- PROBLEM STATEMENT
In the listing below, pick out lines with "https".

▬▬▬

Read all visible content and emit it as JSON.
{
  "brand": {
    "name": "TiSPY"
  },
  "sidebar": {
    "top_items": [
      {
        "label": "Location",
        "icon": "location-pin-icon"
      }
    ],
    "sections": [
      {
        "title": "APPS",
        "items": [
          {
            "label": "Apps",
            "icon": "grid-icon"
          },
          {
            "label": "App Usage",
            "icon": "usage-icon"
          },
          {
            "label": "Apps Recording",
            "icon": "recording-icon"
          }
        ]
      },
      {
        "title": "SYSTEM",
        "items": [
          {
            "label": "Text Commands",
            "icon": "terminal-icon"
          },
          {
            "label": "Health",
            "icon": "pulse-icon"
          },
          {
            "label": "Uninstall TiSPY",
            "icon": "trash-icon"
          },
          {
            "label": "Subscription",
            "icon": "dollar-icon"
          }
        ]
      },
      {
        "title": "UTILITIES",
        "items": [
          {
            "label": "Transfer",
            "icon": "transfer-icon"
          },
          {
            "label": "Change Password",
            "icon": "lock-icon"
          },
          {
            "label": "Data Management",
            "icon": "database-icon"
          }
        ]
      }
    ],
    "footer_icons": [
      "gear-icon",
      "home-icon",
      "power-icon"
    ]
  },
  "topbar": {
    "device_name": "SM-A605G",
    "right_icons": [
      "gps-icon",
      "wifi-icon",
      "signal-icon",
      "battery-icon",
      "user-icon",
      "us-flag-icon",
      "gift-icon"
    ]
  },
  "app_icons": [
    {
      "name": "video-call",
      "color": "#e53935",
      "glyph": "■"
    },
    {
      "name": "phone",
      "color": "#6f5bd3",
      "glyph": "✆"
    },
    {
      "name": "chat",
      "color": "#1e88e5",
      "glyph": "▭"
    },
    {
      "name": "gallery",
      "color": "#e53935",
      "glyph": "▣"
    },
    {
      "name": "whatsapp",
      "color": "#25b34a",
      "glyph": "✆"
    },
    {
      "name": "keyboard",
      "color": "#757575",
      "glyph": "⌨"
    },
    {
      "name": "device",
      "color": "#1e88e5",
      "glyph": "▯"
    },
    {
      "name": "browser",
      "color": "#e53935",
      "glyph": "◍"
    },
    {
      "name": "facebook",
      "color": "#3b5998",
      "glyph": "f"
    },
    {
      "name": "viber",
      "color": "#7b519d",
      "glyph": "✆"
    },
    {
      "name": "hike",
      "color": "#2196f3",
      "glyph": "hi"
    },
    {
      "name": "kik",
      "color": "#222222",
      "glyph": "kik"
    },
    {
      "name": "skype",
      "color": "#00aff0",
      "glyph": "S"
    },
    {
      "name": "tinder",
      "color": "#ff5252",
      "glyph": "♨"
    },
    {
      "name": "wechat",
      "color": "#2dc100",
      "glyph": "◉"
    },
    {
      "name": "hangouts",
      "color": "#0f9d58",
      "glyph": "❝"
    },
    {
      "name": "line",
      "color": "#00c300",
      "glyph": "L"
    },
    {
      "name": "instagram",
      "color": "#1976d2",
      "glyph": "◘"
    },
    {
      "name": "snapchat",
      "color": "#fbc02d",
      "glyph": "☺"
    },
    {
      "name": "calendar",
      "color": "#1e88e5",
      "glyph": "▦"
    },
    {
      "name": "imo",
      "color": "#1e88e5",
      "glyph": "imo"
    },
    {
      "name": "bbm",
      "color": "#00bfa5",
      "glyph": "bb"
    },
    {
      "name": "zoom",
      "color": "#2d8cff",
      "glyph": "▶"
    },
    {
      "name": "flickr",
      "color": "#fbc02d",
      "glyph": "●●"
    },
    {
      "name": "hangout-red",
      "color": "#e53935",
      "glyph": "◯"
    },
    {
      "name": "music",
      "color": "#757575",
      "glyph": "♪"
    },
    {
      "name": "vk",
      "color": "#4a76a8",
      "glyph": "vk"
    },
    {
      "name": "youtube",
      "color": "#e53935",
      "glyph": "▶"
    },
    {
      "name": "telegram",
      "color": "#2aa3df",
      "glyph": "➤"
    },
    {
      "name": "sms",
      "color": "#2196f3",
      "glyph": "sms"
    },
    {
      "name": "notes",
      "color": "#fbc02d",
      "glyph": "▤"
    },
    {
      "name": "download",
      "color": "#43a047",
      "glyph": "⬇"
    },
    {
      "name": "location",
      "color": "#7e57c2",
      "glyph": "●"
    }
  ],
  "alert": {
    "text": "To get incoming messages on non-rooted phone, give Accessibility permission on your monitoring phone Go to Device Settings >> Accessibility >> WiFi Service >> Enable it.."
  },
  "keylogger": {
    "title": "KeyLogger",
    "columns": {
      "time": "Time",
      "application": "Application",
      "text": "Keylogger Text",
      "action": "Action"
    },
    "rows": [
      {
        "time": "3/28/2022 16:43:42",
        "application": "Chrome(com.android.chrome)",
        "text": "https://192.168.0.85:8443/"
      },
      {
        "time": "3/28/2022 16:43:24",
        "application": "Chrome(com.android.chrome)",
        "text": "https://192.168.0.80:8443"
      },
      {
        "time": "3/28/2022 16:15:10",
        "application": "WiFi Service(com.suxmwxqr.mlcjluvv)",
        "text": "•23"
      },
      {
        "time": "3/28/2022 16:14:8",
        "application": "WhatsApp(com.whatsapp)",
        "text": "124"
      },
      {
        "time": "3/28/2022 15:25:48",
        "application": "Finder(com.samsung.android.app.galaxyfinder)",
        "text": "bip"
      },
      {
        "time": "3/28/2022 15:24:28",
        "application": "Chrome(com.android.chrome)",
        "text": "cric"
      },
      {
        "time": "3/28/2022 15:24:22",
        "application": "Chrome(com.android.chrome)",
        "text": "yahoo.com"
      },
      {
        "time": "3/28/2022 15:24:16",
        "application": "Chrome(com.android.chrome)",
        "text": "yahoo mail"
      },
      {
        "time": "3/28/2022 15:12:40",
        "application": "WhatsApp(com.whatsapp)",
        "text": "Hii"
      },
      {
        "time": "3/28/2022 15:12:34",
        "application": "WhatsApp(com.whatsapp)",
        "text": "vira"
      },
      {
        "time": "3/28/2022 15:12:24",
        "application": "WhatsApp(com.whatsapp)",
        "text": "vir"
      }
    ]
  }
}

▬▬▬

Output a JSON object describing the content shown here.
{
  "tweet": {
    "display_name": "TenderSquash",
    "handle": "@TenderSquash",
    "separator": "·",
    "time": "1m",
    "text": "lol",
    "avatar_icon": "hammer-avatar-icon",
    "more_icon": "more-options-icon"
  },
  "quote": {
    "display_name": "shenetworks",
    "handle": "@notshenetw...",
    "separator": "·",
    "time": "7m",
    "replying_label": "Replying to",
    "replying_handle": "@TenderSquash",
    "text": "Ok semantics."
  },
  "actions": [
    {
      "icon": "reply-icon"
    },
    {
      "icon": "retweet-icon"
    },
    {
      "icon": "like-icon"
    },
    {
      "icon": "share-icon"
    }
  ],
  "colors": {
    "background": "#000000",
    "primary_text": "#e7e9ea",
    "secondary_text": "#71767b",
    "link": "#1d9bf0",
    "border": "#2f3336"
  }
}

▬▬▬

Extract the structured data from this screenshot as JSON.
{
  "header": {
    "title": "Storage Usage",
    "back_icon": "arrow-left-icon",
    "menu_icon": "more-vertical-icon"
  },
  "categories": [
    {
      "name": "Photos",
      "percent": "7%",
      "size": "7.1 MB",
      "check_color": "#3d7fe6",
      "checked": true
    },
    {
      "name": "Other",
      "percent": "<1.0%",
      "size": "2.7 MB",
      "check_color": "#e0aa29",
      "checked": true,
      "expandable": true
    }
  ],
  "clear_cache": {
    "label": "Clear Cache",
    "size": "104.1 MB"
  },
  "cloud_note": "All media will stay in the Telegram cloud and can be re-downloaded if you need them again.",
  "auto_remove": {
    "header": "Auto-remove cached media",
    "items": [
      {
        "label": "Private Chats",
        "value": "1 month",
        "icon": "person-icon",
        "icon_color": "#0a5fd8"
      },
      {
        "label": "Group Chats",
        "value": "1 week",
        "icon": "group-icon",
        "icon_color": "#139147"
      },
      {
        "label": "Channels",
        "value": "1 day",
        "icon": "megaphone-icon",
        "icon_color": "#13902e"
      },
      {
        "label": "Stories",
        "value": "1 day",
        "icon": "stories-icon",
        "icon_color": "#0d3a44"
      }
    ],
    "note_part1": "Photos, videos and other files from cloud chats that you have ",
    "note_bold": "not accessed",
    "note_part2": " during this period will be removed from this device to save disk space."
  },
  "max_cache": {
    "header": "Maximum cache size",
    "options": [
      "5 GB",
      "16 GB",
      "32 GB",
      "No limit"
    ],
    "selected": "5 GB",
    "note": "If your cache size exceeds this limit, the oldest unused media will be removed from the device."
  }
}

▬▬▬

- OUTPUT FOR THIS TASK
        "text": "https://192.168.0.85:8443/"
        "text": "https://192.168.0.80:8443"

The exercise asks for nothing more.